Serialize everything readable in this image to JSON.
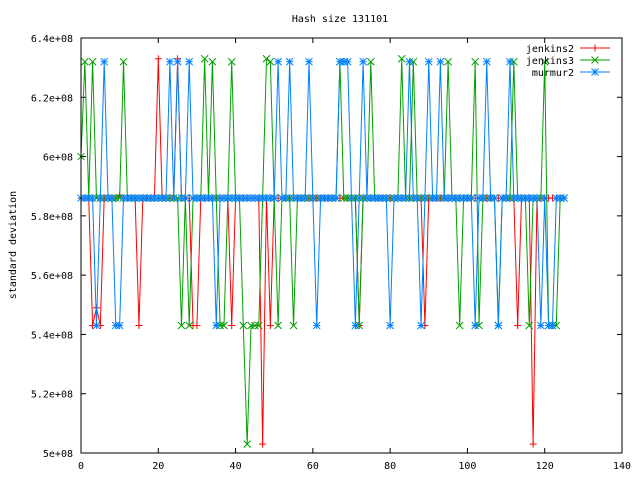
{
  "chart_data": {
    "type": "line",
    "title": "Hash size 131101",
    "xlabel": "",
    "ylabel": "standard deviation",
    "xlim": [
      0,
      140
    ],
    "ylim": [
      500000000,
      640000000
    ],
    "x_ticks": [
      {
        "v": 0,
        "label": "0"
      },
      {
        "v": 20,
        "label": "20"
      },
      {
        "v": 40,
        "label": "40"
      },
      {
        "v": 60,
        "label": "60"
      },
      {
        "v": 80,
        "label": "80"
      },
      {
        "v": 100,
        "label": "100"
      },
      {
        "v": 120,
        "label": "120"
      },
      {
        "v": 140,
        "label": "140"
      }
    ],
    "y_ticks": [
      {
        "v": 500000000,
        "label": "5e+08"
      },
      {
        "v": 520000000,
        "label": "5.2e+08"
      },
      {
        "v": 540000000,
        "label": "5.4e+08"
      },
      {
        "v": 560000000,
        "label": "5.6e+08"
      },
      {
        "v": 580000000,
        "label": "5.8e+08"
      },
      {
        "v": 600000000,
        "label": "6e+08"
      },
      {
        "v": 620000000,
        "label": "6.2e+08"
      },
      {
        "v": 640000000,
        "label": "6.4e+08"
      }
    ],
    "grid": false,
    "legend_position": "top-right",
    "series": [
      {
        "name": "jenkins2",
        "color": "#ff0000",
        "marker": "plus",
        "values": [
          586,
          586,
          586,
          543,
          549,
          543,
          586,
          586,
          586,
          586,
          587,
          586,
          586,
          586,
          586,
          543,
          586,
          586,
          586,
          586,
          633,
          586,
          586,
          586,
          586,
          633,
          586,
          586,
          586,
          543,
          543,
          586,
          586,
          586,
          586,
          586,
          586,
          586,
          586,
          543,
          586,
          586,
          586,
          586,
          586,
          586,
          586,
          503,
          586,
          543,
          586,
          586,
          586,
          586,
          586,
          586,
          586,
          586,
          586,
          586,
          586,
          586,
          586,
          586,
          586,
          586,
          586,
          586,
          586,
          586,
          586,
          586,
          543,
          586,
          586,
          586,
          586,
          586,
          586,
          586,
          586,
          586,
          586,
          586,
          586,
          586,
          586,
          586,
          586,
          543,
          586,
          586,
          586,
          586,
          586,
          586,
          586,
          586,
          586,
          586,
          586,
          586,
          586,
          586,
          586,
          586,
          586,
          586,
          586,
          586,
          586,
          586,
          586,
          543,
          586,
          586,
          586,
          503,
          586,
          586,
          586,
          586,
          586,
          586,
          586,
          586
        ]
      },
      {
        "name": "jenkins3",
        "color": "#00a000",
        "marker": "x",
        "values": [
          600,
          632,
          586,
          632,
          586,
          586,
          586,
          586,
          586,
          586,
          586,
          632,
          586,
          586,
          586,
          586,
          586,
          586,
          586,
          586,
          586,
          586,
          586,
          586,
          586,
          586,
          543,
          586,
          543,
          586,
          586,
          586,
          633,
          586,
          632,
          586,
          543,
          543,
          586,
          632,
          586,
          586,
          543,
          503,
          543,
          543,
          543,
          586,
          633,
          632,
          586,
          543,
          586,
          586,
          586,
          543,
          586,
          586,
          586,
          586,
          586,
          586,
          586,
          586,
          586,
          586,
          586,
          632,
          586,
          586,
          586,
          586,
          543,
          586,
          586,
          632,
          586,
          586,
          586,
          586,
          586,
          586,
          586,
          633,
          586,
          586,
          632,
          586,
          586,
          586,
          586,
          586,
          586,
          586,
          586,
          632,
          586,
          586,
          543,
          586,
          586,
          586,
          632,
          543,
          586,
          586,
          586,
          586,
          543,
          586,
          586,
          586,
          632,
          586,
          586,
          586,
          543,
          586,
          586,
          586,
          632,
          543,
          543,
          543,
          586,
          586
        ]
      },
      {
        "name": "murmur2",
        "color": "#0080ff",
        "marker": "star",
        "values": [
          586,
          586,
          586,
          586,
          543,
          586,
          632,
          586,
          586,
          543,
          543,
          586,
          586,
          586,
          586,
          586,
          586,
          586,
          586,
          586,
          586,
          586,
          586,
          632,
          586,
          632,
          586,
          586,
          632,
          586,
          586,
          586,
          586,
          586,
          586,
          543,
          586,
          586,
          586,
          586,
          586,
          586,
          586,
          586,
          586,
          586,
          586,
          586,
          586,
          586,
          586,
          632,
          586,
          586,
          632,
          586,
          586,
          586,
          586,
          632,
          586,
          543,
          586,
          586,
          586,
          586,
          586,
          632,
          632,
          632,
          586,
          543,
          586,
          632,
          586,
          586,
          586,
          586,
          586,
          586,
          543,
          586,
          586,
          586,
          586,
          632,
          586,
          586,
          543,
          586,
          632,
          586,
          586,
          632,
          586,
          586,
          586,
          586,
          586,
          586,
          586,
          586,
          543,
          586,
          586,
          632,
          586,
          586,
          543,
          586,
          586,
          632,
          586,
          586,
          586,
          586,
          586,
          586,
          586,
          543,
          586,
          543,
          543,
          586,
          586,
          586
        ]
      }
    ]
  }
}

==

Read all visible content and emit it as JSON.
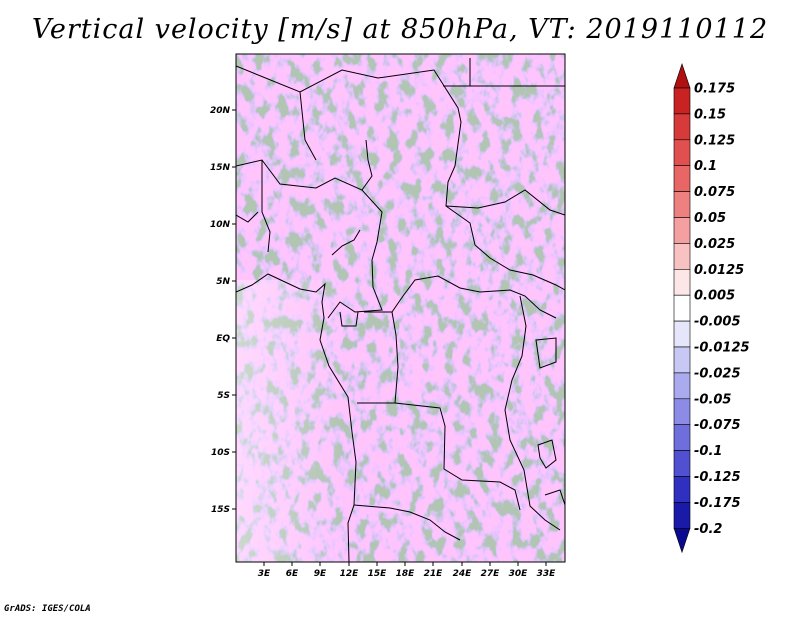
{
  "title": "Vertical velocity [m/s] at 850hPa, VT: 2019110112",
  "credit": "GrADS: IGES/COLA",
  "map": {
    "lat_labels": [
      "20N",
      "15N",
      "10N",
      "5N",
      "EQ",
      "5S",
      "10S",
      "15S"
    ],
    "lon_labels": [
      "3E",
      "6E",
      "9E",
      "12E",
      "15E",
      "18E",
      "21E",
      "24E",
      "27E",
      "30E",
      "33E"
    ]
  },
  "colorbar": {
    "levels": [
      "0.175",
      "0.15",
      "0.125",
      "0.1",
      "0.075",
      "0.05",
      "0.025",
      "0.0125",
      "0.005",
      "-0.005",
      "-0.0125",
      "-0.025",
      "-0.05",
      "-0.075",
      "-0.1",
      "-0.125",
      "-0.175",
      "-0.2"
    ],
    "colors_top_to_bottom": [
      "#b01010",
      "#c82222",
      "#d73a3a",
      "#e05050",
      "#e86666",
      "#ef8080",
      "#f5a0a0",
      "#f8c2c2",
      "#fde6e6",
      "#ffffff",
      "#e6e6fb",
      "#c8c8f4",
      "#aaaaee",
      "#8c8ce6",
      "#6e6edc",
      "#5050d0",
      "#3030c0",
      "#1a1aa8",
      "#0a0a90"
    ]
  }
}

*TASK INSTRUCTIONS*. Looking at the data above, how many lines hold the word "name"? Respond with the number alone.

*RESULT*. 3